Text shown:
>>
That doesn’t mean everyone who is long term unemployed is ‘challenging’, has ‘behavioural disorders’ or faces ‘significant barriers to employment’. In fact the opposite is true, most long term unemployed people live in areas of sky high unemployment where there are simply no jobs and that is the biggest barrier to work by far. But there is no denying that a certain percentage of the ‘hardest to help’ are hard to help for a reason. That reason may be that they sleep in a shop doorway, or are the first ones queuing up waiting for the off-licence to open as the physical symptoms of alcohol withdrawal start to play havoc with their nervous system. It may be that they have been given a dual-diagnosis – meaning they have a mental health condition and a substance use problem. In a very small number of cases it may be that they have a long and violent history of offending.
<<
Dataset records
>>
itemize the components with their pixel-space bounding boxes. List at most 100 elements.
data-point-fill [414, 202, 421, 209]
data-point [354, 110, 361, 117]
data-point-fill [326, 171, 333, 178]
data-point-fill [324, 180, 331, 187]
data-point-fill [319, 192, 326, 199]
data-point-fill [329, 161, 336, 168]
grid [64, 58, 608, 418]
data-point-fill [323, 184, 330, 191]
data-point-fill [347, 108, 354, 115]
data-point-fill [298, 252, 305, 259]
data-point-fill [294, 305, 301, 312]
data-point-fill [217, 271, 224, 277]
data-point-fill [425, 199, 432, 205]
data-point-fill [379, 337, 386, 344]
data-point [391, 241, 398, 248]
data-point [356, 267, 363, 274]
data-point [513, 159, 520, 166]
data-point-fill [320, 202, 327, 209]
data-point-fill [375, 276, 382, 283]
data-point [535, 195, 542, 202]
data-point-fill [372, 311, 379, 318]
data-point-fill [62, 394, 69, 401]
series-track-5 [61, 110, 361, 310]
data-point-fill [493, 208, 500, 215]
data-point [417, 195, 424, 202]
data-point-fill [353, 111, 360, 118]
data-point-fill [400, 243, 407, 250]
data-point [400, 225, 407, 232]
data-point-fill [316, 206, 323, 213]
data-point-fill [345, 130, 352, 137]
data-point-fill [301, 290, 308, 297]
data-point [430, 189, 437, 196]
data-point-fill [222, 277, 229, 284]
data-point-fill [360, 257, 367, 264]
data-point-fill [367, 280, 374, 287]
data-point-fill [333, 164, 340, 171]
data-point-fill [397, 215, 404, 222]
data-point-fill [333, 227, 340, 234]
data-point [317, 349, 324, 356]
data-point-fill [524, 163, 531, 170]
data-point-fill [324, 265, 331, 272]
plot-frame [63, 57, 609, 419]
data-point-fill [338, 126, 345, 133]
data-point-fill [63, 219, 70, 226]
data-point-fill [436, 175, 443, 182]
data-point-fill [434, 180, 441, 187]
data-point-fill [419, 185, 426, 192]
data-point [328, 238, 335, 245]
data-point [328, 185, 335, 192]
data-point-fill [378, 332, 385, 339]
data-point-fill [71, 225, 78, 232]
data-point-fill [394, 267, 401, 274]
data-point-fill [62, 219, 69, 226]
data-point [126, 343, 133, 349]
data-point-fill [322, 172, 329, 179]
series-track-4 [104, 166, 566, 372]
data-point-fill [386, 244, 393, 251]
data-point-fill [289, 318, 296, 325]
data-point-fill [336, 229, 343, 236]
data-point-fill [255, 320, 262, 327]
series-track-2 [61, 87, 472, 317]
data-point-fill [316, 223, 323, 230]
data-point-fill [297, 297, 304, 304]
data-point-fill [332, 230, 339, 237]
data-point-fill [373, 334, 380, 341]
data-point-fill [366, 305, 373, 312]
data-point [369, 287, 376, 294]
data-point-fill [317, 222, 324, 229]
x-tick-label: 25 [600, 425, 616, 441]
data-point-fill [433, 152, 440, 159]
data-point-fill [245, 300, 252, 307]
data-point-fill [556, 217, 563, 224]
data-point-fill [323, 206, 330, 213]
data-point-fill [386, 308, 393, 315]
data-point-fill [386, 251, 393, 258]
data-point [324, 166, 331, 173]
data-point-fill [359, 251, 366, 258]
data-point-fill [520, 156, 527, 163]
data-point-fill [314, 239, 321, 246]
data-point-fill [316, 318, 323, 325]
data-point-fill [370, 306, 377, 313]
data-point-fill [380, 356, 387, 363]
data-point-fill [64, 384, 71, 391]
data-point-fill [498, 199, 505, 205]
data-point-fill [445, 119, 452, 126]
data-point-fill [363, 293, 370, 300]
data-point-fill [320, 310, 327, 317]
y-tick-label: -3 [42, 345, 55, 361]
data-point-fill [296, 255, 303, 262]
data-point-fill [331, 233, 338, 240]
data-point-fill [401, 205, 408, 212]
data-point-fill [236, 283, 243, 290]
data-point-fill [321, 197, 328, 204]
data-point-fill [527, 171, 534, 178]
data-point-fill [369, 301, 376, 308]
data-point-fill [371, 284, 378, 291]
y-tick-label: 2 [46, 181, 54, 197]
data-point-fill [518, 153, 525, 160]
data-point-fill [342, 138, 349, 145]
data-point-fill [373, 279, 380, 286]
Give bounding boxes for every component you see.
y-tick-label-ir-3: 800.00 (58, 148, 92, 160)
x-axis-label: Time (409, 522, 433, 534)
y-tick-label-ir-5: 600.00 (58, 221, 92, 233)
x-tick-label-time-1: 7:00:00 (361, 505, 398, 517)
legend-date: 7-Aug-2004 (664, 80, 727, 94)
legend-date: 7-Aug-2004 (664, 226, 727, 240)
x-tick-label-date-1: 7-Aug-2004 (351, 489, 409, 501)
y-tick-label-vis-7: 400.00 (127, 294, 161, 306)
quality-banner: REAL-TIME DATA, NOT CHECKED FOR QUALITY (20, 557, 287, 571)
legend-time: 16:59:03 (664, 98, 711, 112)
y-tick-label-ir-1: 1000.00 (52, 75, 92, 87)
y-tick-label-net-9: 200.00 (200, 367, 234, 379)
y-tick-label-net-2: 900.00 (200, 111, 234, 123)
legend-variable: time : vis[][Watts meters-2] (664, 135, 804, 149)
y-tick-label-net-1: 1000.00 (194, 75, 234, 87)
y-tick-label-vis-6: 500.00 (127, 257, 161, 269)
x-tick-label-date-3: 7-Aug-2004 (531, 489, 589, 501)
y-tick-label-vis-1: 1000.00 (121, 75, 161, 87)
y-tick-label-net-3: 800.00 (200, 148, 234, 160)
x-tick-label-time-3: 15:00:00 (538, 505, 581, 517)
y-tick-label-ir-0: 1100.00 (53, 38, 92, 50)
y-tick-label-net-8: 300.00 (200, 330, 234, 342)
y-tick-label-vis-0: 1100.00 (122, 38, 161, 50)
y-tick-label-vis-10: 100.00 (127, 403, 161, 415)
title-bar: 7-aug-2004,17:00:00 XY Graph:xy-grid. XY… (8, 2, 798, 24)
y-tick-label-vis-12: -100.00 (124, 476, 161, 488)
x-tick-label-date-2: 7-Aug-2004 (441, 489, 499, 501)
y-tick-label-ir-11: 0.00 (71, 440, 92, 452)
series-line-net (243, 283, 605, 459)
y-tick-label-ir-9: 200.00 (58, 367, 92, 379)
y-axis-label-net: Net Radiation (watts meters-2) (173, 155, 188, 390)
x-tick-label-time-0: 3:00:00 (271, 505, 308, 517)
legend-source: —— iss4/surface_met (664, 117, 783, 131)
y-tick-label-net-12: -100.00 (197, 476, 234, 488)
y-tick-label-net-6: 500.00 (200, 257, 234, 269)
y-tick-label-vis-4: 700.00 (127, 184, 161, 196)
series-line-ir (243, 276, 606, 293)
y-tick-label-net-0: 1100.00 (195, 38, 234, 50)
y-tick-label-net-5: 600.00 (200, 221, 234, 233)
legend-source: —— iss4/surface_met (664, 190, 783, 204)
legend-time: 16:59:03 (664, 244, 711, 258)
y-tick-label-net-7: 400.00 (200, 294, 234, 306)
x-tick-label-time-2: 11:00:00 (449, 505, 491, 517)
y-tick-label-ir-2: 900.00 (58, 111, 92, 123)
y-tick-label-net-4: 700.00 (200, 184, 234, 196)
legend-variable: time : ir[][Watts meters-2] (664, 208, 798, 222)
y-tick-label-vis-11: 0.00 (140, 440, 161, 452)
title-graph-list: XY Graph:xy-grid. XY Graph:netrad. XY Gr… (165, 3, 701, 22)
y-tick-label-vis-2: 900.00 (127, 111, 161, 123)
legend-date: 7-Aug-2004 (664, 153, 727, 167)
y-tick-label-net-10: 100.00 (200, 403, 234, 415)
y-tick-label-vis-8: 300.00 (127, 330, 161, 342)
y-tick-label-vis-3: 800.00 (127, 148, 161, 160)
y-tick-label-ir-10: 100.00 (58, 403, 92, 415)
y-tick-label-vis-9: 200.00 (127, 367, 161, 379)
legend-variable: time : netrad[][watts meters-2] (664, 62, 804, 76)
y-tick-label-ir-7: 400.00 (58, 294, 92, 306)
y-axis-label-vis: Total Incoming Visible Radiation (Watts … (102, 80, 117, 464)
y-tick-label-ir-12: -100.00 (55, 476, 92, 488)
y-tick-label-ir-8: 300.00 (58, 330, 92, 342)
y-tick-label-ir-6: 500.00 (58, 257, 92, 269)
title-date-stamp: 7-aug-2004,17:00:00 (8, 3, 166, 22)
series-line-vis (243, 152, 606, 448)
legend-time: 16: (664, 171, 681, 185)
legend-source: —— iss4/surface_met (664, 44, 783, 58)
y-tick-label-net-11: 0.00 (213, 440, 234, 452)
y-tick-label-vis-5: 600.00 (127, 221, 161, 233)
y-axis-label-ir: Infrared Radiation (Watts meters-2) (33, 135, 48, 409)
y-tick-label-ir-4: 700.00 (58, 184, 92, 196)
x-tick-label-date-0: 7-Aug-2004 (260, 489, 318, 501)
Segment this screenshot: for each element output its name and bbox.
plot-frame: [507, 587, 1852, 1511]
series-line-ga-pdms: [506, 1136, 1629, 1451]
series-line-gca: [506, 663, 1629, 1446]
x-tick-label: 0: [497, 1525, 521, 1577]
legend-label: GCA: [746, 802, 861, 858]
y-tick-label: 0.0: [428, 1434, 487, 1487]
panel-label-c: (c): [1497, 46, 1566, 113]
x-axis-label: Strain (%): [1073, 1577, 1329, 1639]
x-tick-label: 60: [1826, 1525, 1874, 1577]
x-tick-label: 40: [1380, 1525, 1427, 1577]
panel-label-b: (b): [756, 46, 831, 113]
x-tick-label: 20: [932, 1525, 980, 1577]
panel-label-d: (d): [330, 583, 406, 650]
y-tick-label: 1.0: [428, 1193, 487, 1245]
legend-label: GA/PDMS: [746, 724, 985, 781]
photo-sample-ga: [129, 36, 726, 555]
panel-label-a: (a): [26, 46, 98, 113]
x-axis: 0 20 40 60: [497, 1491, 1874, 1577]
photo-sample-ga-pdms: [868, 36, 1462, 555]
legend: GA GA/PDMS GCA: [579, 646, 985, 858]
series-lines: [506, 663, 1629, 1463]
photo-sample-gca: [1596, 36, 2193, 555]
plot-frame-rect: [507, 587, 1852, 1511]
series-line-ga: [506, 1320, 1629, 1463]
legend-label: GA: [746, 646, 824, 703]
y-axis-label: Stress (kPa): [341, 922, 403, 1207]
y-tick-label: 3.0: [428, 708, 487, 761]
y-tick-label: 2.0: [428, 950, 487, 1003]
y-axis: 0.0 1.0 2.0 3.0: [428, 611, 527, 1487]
<<
Please write the next part of the passage on long-term unemployment and the "hardest to help," picking up after its last sentence.

Result below:
It is this group of long-term unemployed people that George Osborne thinks he can fix, on the cheap, with his workfare fiasco. Osborne genuinely seems to believe that Jobcentre staff or welfare-to-work companies can solve these desperate social problems where doctors, social workers, mental health professionals and probation officers have failed. Iain Duncan Smith used to think these problems would be solved by the magical Work Programme. But where that two year scheme has been little more than an expensive waste of time, Osborne’ wants us to believe his six month workfare fantasy will mean an end to crime, addiction, homelessness and unemployment amongst this group of claimants. And if that doesn’t work he’s going to stop all of their benefits. That’ll teach them. And us.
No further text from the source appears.